[Problem details]
Every line below should be repeated exactly.

Records from a collection
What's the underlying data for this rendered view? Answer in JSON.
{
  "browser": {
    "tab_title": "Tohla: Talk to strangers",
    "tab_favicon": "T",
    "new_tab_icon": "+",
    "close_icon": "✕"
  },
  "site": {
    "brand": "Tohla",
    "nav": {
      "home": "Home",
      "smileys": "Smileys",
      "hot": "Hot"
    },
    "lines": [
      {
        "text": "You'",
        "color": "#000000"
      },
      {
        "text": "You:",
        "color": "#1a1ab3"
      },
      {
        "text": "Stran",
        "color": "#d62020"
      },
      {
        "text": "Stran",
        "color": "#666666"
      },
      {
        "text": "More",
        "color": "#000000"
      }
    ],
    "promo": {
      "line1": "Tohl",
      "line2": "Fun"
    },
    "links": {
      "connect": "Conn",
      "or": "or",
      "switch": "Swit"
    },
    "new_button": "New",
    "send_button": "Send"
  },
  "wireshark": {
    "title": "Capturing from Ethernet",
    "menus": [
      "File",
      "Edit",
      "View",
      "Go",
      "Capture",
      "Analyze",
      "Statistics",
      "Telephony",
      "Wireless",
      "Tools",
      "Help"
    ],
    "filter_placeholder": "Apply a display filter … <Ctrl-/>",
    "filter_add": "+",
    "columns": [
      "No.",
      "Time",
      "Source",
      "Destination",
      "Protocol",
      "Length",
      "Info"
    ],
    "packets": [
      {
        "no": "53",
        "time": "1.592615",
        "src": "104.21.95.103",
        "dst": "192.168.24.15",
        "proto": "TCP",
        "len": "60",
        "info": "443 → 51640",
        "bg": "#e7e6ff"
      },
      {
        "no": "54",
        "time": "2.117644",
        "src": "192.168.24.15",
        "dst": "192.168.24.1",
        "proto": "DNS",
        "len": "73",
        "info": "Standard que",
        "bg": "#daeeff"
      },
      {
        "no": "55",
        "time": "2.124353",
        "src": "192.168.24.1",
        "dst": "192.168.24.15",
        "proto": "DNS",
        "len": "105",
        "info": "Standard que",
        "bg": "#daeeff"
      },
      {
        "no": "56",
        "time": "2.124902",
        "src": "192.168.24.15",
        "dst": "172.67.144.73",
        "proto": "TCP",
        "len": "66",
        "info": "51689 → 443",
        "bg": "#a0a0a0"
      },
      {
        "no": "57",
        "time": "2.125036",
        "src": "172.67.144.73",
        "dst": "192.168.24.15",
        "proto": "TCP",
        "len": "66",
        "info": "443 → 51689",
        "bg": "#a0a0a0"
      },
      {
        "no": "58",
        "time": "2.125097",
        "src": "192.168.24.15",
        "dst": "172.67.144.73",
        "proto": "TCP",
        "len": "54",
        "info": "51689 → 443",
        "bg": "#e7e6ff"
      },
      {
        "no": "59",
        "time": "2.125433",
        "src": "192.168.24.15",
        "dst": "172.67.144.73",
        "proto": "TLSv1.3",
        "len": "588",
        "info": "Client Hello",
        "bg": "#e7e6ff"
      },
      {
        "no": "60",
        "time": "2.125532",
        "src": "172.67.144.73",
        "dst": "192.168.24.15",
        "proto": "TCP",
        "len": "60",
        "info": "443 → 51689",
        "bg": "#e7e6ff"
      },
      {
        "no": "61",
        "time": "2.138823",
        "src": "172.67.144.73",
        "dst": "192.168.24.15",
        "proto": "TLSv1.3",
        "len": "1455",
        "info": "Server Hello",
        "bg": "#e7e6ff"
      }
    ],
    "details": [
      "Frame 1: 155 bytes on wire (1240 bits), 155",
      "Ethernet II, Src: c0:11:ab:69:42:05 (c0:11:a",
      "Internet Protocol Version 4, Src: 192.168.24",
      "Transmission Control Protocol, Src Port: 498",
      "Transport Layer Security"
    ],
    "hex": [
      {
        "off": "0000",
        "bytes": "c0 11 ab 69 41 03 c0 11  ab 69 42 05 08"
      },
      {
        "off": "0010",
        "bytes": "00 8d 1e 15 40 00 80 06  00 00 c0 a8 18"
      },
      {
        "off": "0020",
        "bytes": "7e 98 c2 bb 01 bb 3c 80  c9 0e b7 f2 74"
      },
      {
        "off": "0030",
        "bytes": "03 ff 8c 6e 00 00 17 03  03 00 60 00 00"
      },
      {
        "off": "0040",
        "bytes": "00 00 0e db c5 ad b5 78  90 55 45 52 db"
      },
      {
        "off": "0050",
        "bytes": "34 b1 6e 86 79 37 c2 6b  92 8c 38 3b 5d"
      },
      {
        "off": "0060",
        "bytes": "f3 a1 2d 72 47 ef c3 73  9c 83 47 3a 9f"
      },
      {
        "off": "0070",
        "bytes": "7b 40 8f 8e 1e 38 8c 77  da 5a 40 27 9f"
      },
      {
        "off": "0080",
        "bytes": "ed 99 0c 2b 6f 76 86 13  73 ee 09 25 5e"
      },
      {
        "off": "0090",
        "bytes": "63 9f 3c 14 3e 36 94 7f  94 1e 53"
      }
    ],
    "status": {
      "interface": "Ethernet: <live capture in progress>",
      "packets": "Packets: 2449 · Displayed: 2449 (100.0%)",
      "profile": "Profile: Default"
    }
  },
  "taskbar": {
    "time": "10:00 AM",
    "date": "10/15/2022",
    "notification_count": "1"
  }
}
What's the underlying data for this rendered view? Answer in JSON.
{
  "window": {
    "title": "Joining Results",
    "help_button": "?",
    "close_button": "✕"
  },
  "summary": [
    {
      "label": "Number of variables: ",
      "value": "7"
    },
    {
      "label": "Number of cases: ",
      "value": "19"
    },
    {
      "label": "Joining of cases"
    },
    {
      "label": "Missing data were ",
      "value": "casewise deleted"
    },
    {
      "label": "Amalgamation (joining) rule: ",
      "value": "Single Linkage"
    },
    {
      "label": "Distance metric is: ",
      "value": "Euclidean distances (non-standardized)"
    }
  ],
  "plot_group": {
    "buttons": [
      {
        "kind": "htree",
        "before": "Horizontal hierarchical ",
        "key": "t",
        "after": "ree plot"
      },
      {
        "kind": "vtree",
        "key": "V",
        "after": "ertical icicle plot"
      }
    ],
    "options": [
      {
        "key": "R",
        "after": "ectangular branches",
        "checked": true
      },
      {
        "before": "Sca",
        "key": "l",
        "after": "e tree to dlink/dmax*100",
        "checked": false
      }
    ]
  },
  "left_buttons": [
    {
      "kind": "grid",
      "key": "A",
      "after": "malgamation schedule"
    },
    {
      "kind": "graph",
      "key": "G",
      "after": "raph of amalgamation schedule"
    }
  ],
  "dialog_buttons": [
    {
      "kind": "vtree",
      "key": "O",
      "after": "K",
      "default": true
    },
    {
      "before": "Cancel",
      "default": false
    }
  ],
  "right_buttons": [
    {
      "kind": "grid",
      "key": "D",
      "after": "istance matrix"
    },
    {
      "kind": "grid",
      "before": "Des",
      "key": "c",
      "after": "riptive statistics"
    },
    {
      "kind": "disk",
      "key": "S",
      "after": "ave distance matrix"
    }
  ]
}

[Finished answer]
What's the underlying data for this rendered view? Answer in JSON.
{
  "browser": {
    "tab_title": "Tohla: Talk to strangers",
    "tab_favicon": "T",
    "new_tab_icon": "+",
    "close_icon": "✕"
  },
  "site": {
    "brand": "Tohla",
    "nav": {
      "home": "Home",
      "smileys": "Smileys",
      "hot": "Hot"
    },
    "lines": [
      {
        "text": "You'",
        "color": "#000000"
      },
      {
        "text": "You:",
        "color": "#1a1ab3"
      },
      {
        "text": "Stran",
        "color": "#d62020"
      },
      {
        "text": "Stran",
        "color": "#666666"
      },
      {
        "text": "More",
        "color": "#000000"
      }
    ],
    "promo": {
      "line1": "Tohl",
      "line2": "Fun"
    },
    "links": {
      "connect": "Conn",
      "or": "or",
      "switch": "Swit"
    },
    "new_button": "New",
    "send_button": "Send"
  },
  "wireshark": {
    "title": "Capturing from Ethernet",
    "menus": [
      "File",
      "Edit",
      "View",
      "Go",
      "Capture",
      "Analyze",
      "Statistics",
      "Telephony",
      "Wireless",
      "Tools",
      "Help"
    ],
    "filter_placeholder": "Apply a display filter … <Ctrl-/>",
    "filter_add": "+",
    "columns": [
      "No.",
      "Time",
      "Source",
      "Destination",
      "Protocol",
      "Length",
      "Info"
    ],
    "packets": [
      {
        "no": "53",
        "time": "1.592615",
        "src": "104.21.95.103",
        "dst": "192.168.24.15",
        "proto": "TCP",
        "len": "60",
        "info": "443 → 51640",
        "bg": "#e7e6ff"
      },
      {
        "no": "54",
        "time": "2.117644",
        "src": "192.168.24.15",
        "dst": "192.168.24.1",
        "proto": "DNS",
        "len": "73",
        "info": "Standard que",
        "bg": "#daeeff"
      },
      {
        "no": "55",
        "time": "2.124353",
        "src": "192.168.24.1",
        "dst": "192.168.24.15",
        "proto": "DNS",
        "len": "105",
        "info": "Standard que",
        "bg": "#daeeff"
      },
      {
        "no": "56",
        "time": "2.124902",
        "src": "192.168.24.15",
        "dst": "172.67.144.73",
        "proto": "TCP",
        "len": "66",
        "info": "51689 → 443",
        "bg": "#a0a0a0"
      },
      {
        "no": "57",
        "time": "2.125036",
        "src": "172.67.144.73",
        "dst": "192.168.24.15",
        "proto": "TCP",
        "len": "66",
        "info": "443 → 51689",
        "bg": "#a0a0a0"
      },
      {
        "no": "58",
        "time": "2.125097",
        "src": "192.168.24.15",
        "dst": "172.67.144.73",
        "proto": "TCP",
        "len": "54",
        "info": "51689 → 443",
        "bg": "#e7e6ff"
      },
      {
        "no": "59",
        "time": "2.125433",
        "src": "192.168.24.15",
        "dst": "172.67.144.73",
        "proto": "TLSv1.3",
        "len": "588",
        "info": "Client Hello",
        "bg": "#e7e6ff"
      },
      {
        "no": "60",
        "time": "2.125532",
        "src": "172.67.144.73",
        "dst": "192.168.24.15",
        "proto": "TCP",
        "len": "60",
        "info": "443 → 51689",
        "bg": "#e7e6ff"
      },
      {
        "no": "61",
        "time": "2.138823",
        "src": "172.67.144.73",
        "dst": "192.168.24.15",
        "proto": "TLSv1.3",
        "len": "1455",
        "info": "Server Hello",
        "bg": "#e7e6ff"
      }
    ],
    "details": [
      "Frame 1: 155 bytes on wire (1240 bits), 155",
      "Ethernet II, Src: c0:11:ab:69:42:05 (c0:11:a",
      "Internet Protocol Version 4, Src: 192.168.24",
      "Transmission Control Protocol, Src Port: 498",
      "Transport Layer Security"
    ],
    "hex": [
      {
        "off": "0000",
        "bytes": "c0 11 ab 69 41 03 c0 11  ab 69 42 05 08"
      },
      {
        "off": "0010",
        "bytes": "00 8d 1e 15 40 00 80 06  00 00 c0 a8 18"
      },
      {
        "off": "0020",
        "bytes": "7e 98 c2 bb 01 bb 3c 80  c9 0e b7 f2 74"
      },
      {
        "off": "0030",
        "bytes": "03 ff 8c 6e 00 00 17 03  03 00 60 00 00"
      },
      {
        "off": "0040",
        "bytes": "00 00 0e db c5 ad b5 78  90 55 45 52 db"
      },
      {
        "off": "0050",
        "bytes": "34 b1 6e 86 79 37 c2 6b  92 8c 38 3b 5d"
      },
      {
        "off": "0060",
        "bytes": "f3 a1 2d 72 47 ef c3 73  9c 83 47 3a 9f"
      },
      {
        "off": "0070",
        "bytes": "7b 40 8f 8e 1e 38 8c 77  da 5a 40 27 9f"
      },
      {
        "off": "0080",
        "bytes": "ed 99 0c 2b 6f 76 86 13  73 ee 09 25 5e"
      },
      {
        "off": "0090",
        "bytes": "63 9f 3c 14 3e 36 94 7f  94 1e 53"
      }
    ],
    "status": {
      "interface": "Ethernet: <live capture in progress>",
      "packets": "Packets: 2449 · Displayed: 2449 (100.0%)",
      "profile": "Profile: Default"
    }
  },
  "taskbar": {
    "time": "10:00 AM",
    "date": "10/15/2022",
    "notification_count": "1"
  }
}
What's the underlying data for this rendered view? Answer in JSON.
{
  "window": {
    "title": "Joining Results",
    "help_button": "?",
    "close_button": "✕"
  },
  "summary": [
    {
      "label": "Number of variables: ",
      "value": "7"
    },
    {
      "label": "Number of cases: ",
      "value": "19"
    },
    {
      "label": "Joining of cases"
    },
    {
      "label": "Missing data were ",
      "value": "casewise deleted"
    },
    {
      "label": "Amalgamation (joining) rule: ",
      "value": "Single Linkage"
    },
    {
      "label": "Distance metric is: ",
      "value": "Euclidean distances (non-standardized)"
    }
  ],
  "plot_group": {
    "buttons": [
      {
        "kind": "htree",
        "before": "Horizontal hierarchical ",
        "key": "t",
        "after": "ree plot"
      },
      {
        "kind": "vtree",
        "key": "V",
        "after": "ertical icicle plot"
      }
    ],
    "options": [
      {
        "key": "R",
        "after": "ectangular branches",
        "checked": true
      },
      {
        "before": "Sca",
        "key": "l",
        "after": "e tree to dlink/dmax*100",
        "checked": false
      }
    ]
  },
  "left_buttons": [
    {
      "kind": "grid",
      "key": "A",
      "after": "malgamation schedule"
    },
    {
      "kind": "graph",
      "key": "G",
      "after": "raph of amalgamation schedule"
    }
  ],
  "dialog_buttons": [
    {
      "kind": "vtree",
      "key": "O",
      "after": "K",
      "default": true
    },
    {
      "before": "Cancel",
      "default": false
    }
  ],
  "right_buttons": [
    {
      "kind": "grid",
      "key": "D",
      "after": "istance matrix"
    },
    {
      "kind": "grid",
      "before": "Des",
      "key": "c",
      "after": "riptive statistics"
    },
    {
      "kind": "disk",
      "key": "S",
      "after": "ave distance matrix"
    }
  ]
}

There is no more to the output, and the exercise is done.